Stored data
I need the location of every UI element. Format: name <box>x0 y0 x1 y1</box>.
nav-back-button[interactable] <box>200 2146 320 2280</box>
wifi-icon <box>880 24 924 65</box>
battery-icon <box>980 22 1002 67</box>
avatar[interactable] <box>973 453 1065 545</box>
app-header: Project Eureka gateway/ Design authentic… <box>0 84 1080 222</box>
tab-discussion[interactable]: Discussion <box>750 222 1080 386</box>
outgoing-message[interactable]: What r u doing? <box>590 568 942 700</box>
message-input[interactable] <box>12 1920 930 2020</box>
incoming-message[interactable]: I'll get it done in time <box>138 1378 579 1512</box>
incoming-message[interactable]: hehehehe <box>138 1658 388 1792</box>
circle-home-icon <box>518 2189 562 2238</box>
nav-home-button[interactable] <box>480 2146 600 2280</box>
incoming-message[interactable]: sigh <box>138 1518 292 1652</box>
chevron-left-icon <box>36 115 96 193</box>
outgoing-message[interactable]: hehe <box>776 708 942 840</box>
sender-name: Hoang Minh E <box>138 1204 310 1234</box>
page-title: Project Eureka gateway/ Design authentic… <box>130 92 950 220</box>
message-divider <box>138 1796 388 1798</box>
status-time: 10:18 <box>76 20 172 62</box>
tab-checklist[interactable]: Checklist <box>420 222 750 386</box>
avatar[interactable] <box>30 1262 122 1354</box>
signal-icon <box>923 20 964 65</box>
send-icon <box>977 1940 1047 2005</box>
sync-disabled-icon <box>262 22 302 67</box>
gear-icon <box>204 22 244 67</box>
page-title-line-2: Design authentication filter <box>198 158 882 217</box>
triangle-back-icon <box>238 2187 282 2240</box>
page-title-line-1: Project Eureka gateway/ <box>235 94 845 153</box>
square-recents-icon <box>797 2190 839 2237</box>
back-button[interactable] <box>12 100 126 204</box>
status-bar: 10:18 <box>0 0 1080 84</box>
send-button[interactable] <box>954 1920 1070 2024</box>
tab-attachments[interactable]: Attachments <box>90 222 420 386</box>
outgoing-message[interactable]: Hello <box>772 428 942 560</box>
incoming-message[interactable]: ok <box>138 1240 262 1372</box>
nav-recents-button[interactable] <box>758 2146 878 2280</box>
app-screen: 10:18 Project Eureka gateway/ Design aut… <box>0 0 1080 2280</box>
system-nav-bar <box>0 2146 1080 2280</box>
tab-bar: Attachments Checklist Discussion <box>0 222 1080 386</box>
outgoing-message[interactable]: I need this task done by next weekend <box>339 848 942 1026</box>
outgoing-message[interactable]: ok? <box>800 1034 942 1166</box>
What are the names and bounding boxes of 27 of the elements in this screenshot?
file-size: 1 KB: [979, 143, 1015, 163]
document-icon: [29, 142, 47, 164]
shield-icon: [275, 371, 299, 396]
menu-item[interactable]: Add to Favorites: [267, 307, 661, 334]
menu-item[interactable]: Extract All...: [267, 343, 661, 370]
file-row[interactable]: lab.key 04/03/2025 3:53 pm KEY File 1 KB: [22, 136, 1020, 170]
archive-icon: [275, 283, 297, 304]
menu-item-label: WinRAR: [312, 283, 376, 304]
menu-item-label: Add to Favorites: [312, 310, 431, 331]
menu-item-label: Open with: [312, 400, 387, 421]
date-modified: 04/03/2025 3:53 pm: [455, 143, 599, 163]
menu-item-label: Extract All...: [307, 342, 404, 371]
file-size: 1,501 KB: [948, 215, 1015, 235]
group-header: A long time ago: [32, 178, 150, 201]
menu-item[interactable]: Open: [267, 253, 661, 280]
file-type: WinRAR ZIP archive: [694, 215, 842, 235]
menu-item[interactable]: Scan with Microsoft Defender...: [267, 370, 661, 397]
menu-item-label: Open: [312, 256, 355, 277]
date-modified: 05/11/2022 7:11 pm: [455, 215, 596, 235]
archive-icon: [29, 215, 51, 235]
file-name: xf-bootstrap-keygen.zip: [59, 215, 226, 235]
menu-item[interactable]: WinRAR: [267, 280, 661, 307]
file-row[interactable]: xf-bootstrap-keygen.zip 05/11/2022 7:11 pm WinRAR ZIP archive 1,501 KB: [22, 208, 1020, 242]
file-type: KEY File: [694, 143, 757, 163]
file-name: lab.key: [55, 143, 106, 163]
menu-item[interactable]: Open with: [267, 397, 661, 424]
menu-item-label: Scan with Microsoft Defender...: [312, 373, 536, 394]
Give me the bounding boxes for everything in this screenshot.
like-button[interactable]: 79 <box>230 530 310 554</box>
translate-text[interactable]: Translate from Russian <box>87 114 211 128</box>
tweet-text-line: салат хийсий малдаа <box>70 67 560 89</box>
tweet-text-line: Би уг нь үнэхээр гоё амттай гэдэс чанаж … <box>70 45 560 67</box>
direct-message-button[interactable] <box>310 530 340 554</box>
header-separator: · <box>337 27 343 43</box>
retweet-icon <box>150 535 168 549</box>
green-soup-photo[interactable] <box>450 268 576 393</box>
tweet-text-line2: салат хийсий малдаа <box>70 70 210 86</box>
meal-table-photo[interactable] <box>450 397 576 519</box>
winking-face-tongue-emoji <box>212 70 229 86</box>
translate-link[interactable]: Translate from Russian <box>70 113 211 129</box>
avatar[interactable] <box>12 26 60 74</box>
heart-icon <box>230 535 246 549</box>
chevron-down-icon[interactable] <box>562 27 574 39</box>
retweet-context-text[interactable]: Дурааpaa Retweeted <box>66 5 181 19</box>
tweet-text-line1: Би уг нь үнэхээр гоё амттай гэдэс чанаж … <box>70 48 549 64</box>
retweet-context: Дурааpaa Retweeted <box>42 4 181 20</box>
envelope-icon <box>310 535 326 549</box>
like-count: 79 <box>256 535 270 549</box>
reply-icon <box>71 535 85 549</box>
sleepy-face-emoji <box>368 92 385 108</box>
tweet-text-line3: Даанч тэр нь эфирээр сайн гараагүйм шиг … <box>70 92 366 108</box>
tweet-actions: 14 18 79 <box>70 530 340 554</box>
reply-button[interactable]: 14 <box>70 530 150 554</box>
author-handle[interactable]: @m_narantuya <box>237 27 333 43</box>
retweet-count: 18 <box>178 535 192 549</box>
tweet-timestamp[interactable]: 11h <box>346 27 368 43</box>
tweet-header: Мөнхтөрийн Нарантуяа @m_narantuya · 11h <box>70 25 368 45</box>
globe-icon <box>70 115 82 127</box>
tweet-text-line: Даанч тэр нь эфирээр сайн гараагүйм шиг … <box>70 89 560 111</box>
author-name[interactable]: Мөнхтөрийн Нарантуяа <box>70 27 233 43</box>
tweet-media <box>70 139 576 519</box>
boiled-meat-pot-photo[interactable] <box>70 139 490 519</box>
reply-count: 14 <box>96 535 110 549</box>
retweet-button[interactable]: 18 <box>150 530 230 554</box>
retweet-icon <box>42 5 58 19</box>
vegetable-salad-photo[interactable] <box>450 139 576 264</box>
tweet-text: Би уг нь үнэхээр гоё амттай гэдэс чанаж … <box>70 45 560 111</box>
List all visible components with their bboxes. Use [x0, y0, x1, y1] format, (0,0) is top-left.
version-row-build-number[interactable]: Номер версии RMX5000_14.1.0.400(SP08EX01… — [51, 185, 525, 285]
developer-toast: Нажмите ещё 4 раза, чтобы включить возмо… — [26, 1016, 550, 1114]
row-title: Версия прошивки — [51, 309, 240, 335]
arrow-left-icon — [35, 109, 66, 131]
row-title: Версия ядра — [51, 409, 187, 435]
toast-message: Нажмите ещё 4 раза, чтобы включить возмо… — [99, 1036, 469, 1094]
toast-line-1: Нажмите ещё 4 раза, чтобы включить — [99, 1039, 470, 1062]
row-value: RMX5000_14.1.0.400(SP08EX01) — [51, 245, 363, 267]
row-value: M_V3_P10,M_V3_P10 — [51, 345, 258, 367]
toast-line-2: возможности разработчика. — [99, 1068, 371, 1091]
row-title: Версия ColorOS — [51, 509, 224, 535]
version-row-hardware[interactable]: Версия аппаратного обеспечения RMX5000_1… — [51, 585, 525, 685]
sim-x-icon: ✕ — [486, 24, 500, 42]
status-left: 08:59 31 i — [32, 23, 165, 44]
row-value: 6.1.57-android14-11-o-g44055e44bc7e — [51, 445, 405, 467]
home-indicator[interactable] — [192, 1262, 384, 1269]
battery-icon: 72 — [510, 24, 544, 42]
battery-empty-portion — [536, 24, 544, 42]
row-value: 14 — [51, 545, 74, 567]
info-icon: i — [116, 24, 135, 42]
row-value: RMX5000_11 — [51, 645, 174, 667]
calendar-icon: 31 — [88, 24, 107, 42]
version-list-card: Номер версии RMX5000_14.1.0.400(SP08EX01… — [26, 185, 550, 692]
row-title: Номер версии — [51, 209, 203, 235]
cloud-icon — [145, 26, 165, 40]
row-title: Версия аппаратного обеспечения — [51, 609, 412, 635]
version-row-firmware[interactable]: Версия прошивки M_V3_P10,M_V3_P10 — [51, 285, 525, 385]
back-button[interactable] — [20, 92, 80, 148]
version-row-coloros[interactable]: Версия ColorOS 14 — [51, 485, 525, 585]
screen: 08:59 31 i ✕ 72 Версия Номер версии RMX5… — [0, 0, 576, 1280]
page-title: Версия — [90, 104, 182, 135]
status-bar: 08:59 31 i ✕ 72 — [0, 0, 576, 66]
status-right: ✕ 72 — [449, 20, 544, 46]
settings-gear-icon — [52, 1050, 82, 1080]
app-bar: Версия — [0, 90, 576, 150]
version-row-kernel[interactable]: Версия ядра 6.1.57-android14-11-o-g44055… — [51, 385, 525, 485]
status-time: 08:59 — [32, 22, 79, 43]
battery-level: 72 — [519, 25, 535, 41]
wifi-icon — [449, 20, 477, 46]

● WHAT TO DO: Transcribe the material verbatim from its first line up to and including the line that contains "circle-home-icon <box>518 2189 562 2238</box>".

● FULL OUTPUT:
I need the location of every UI element. Format: name <box>x0 y0 x1 y1</box>.
nav-back-button[interactable] <box>200 2146 320 2280</box>
wifi-icon <box>880 24 924 65</box>
battery-icon <box>980 22 1002 67</box>
avatar[interactable] <box>973 453 1065 545</box>
app-header: Project Eureka gateway/ Design authentic… <box>0 84 1080 222</box>
tab-discussion[interactable]: Discussion <box>750 222 1080 386</box>
outgoing-message[interactable]: What r u doing? <box>590 568 942 700</box>
message-input[interactable] <box>12 1920 930 2020</box>
incoming-message[interactable]: I'll get it done in time <box>138 1378 579 1512</box>
incoming-message[interactable]: hehehehe <box>138 1658 388 1792</box>
circle-home-icon <box>518 2189 562 2238</box>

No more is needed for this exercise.